WRITTEN REQUEST: Report the count of lines holding "color" in the records, with no other words.

Structured figure records:
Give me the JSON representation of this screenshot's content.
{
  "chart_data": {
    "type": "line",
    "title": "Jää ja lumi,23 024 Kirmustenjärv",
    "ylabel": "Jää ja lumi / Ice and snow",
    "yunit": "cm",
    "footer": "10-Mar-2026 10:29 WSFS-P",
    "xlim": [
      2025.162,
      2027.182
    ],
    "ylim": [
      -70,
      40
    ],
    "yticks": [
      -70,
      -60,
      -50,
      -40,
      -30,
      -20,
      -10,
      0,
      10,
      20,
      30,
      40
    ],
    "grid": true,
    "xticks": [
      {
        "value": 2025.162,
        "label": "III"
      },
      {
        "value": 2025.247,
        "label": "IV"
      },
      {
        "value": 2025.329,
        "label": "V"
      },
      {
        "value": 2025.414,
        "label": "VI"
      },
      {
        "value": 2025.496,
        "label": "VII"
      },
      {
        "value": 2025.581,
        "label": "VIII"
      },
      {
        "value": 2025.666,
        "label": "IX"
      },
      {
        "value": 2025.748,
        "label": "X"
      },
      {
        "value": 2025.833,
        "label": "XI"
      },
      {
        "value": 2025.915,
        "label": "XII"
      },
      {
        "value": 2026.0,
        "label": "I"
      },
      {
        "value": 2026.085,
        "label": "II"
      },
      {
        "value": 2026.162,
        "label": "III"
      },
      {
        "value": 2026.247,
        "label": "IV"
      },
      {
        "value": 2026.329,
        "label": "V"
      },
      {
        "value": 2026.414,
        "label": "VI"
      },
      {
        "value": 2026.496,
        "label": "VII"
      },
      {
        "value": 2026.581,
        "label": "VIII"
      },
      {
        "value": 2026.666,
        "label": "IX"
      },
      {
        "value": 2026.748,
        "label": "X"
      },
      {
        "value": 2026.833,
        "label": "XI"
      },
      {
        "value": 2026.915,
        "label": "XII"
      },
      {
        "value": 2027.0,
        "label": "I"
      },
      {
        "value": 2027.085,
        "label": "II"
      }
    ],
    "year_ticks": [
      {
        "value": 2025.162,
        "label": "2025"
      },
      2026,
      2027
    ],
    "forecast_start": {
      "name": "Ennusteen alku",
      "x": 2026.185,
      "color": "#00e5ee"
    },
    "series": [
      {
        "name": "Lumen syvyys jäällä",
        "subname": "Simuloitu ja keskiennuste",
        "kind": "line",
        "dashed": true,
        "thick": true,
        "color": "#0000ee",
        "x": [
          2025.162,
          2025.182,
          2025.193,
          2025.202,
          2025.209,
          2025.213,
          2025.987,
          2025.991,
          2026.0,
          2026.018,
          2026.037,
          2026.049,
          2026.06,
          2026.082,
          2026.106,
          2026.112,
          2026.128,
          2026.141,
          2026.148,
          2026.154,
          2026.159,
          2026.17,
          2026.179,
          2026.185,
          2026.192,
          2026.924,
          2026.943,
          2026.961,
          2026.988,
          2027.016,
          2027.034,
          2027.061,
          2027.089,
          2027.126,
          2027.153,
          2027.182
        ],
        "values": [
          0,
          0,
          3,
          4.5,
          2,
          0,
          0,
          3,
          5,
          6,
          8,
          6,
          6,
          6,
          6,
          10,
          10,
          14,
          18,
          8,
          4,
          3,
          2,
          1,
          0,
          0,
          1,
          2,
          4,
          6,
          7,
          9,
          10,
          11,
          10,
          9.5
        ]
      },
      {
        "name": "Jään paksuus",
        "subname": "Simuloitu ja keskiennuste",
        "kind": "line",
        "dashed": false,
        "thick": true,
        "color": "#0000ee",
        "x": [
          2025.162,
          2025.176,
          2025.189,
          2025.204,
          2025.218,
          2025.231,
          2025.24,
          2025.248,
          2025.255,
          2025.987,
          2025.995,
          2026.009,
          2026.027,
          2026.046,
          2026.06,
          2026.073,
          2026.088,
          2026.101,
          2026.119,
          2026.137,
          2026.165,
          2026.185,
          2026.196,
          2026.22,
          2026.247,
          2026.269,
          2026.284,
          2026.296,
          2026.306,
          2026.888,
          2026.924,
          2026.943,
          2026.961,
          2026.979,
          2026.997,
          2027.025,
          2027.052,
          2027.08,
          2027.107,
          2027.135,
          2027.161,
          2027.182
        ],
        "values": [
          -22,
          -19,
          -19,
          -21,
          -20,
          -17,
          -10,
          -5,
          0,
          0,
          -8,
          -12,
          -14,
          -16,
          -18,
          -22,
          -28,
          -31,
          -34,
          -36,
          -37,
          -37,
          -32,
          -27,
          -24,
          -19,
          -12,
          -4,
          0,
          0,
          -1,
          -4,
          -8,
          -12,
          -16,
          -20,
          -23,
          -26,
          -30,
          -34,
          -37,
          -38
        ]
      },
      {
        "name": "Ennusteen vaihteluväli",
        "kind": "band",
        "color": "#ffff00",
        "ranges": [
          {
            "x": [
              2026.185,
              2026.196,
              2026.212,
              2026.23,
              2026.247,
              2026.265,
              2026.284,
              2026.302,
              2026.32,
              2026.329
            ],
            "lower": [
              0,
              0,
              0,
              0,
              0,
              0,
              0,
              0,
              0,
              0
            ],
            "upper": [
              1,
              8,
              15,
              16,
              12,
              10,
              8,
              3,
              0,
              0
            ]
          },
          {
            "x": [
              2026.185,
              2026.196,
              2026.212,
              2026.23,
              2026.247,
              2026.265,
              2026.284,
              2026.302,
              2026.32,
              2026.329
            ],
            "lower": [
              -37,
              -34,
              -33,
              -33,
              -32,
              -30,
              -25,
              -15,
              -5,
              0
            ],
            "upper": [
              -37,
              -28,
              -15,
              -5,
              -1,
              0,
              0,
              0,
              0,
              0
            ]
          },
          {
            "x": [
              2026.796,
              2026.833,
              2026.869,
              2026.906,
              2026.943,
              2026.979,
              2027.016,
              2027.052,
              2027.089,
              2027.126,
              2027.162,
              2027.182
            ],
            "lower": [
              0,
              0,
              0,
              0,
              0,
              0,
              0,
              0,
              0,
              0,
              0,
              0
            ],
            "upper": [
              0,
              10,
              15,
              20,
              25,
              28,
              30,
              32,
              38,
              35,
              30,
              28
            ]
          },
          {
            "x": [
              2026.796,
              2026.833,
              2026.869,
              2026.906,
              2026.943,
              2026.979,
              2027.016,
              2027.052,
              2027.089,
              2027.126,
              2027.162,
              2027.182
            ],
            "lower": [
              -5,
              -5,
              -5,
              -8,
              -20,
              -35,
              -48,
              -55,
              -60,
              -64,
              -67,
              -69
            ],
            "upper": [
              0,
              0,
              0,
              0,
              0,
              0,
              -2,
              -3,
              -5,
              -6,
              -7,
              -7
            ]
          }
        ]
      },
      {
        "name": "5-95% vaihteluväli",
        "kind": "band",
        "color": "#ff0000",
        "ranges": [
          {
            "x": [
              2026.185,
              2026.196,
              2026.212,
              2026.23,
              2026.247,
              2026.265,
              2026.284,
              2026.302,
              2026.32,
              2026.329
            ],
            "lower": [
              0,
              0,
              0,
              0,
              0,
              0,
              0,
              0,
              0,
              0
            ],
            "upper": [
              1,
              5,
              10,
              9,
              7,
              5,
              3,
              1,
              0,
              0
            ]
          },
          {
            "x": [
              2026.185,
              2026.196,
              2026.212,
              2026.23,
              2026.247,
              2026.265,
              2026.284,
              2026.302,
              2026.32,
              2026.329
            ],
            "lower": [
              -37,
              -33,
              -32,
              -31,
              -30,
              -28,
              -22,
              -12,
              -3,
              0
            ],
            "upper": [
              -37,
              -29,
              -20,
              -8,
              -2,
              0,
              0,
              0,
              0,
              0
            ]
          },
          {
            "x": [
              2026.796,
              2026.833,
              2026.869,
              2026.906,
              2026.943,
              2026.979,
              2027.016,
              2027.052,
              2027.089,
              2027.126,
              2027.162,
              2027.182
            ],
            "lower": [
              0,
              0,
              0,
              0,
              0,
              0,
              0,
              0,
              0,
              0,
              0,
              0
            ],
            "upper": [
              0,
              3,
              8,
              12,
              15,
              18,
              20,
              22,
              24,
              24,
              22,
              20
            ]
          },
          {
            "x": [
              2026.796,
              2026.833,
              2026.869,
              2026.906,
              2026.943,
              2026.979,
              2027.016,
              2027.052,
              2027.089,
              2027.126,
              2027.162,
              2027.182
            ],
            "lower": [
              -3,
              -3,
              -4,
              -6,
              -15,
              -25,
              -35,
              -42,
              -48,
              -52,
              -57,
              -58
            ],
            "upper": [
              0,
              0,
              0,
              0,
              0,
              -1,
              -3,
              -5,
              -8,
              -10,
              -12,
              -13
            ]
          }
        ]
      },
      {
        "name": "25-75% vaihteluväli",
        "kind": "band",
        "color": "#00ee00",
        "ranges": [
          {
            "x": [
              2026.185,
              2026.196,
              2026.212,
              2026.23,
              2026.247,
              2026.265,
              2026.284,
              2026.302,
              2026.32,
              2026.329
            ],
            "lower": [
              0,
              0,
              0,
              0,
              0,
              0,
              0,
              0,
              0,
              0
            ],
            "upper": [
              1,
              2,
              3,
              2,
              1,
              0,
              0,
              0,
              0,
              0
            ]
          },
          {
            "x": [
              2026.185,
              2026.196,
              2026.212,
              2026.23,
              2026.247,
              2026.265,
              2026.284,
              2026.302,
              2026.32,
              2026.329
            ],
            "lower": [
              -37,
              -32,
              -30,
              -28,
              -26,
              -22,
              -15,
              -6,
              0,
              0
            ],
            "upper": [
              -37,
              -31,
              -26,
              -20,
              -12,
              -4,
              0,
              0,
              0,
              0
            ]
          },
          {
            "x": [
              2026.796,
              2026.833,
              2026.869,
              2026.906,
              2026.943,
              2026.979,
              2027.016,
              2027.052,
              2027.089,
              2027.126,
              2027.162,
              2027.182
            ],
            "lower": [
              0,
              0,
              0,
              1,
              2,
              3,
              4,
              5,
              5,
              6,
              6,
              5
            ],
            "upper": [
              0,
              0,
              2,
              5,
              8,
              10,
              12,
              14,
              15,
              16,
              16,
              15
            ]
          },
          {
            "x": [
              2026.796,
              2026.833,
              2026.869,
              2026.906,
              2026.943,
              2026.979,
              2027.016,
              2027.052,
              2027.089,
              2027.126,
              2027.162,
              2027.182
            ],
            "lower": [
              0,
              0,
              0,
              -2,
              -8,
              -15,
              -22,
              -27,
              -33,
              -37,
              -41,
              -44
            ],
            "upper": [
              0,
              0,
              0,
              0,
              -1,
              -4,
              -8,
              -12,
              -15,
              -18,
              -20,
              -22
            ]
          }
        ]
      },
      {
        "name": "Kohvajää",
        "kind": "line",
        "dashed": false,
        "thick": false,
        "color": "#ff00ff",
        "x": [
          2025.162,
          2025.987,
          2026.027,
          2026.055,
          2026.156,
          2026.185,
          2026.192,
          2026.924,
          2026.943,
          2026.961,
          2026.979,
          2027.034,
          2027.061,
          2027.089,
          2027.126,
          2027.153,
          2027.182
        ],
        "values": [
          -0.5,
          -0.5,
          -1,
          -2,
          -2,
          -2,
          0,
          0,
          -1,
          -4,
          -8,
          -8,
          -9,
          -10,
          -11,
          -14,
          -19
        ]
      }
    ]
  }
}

WRITTEN RESPONSE: 7